(Dataset records)
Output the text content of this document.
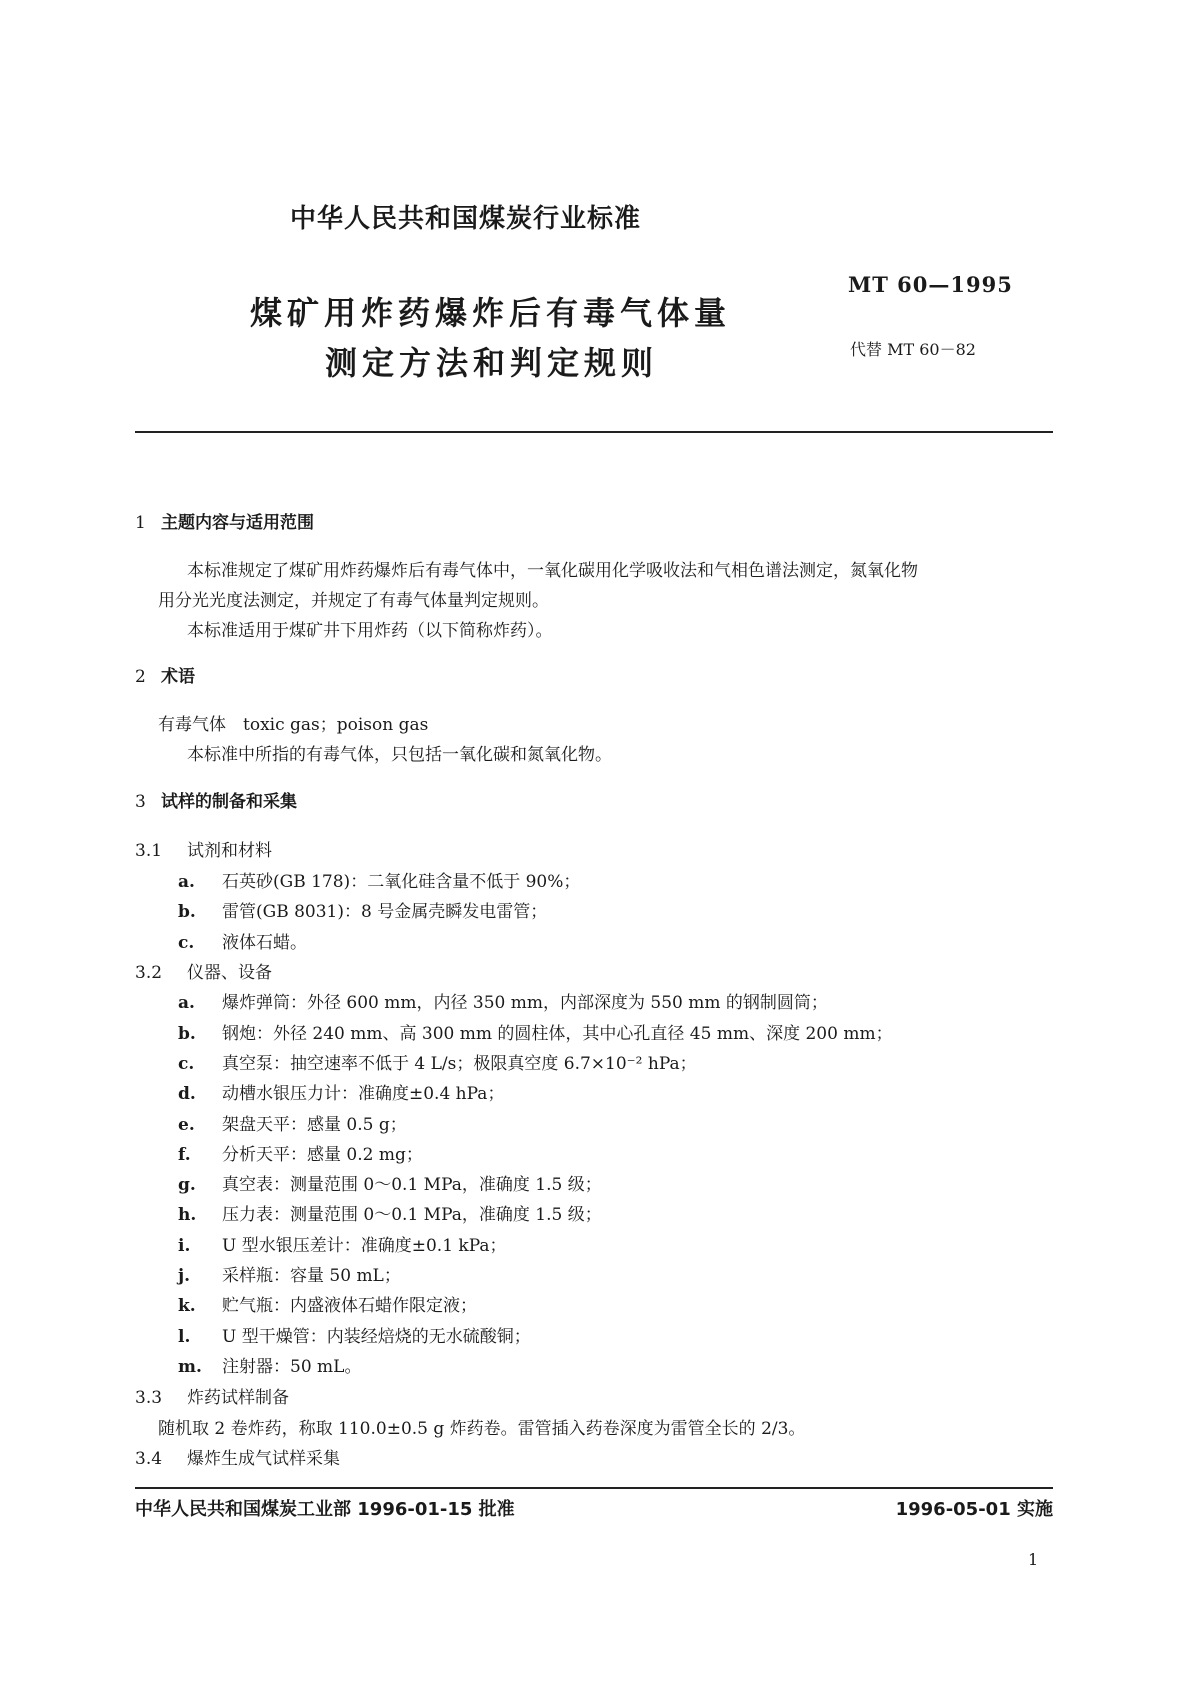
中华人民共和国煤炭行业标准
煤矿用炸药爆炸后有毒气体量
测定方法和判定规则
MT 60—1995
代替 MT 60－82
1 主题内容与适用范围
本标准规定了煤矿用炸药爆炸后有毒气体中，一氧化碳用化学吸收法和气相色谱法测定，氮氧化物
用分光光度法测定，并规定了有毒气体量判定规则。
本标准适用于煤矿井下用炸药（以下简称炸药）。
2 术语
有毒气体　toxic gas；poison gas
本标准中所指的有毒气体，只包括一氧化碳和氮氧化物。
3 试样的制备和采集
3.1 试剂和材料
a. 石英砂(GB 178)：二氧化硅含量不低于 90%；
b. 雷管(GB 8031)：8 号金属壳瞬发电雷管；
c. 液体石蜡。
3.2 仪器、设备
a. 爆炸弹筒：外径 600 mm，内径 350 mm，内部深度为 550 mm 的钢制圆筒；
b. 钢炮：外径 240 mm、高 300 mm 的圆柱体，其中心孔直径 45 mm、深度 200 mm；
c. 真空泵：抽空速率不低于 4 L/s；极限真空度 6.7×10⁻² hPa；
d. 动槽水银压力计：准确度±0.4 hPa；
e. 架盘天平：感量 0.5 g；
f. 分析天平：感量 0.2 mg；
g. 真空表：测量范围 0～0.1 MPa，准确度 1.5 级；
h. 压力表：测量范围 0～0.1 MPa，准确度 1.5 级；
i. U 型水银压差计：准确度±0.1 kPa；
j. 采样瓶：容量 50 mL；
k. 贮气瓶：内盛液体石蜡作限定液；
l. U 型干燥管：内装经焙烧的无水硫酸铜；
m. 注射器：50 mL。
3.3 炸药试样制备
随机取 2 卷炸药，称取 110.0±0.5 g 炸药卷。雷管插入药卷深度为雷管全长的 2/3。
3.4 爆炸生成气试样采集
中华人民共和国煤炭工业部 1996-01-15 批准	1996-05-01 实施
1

...

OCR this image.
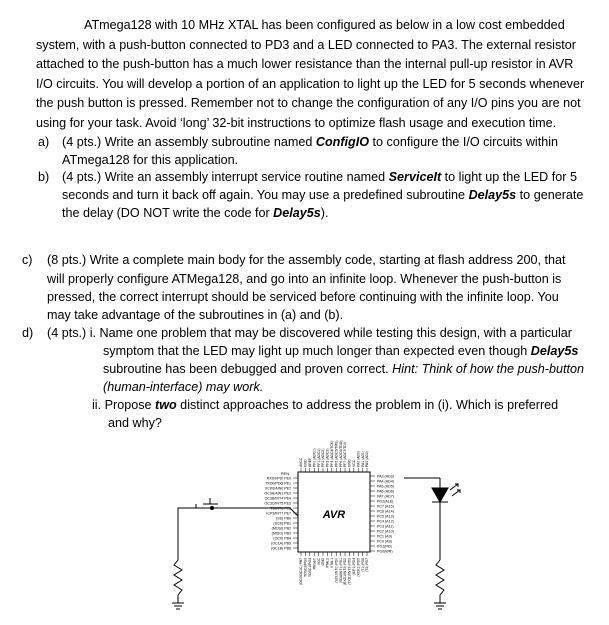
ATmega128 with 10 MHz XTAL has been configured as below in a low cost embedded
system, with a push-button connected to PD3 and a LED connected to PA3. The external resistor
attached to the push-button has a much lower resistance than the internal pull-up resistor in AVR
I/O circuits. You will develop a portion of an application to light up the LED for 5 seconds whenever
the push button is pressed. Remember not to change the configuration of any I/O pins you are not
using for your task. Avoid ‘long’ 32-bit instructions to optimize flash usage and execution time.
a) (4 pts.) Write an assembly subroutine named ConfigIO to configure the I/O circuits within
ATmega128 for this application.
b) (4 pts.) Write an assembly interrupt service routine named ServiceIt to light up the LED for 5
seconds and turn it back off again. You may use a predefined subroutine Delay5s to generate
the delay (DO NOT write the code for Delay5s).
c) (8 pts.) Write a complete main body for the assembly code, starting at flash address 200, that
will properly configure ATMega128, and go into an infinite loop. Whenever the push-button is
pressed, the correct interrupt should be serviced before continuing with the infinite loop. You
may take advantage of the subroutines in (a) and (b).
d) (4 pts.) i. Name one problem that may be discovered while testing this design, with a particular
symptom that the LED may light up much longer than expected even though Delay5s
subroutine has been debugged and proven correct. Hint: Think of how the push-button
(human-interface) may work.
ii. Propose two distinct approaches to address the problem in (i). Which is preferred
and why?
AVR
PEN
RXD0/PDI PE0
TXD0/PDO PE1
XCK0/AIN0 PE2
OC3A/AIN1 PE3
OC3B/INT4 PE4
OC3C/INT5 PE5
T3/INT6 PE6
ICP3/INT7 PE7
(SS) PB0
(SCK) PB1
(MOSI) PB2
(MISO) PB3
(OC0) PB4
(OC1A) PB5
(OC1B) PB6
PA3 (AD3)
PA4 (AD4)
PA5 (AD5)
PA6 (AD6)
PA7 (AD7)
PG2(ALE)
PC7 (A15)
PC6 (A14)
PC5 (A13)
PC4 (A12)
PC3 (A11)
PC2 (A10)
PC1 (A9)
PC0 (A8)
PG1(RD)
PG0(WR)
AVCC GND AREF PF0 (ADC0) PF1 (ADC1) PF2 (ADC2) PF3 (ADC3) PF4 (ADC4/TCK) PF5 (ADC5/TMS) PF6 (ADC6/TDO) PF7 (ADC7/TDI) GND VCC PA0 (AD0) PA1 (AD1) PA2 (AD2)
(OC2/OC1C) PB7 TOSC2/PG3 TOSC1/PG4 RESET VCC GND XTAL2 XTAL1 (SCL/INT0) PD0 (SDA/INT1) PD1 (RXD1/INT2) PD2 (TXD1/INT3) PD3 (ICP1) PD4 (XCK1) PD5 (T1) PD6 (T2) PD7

...

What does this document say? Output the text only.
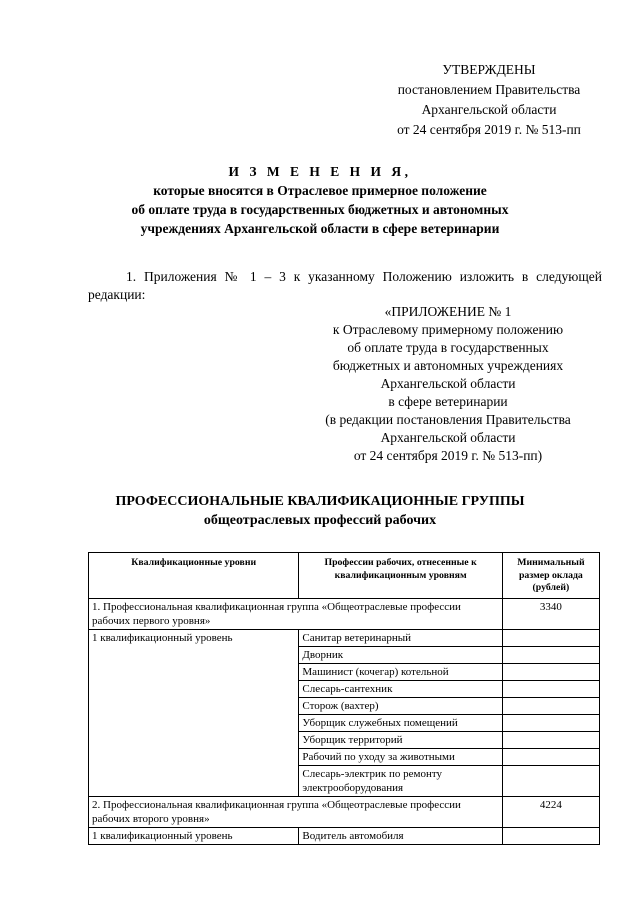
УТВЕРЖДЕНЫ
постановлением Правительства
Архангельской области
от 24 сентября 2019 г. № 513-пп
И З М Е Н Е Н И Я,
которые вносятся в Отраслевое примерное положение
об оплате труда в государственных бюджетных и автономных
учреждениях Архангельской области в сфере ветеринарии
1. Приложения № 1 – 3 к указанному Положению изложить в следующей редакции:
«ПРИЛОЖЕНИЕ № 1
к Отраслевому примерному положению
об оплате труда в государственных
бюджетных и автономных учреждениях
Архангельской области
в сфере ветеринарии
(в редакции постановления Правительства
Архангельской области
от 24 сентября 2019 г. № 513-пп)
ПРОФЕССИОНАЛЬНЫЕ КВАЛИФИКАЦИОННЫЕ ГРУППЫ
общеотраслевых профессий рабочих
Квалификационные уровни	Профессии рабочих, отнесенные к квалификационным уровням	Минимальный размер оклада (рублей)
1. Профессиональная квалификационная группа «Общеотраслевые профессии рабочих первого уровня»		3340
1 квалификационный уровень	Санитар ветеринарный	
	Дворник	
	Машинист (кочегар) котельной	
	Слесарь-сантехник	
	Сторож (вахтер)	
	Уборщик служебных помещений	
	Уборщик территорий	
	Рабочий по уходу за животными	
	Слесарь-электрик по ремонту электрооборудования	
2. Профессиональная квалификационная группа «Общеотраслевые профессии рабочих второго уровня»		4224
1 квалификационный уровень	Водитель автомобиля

→ What you need to do
Pick out all lines containing the string "will".

→ Output
I/O circuits. You will develop a portion of an application to light up the LED for 5 seconds whenever
will properly configure ATMega128, and go into an infinite loop. Whenever the push-button is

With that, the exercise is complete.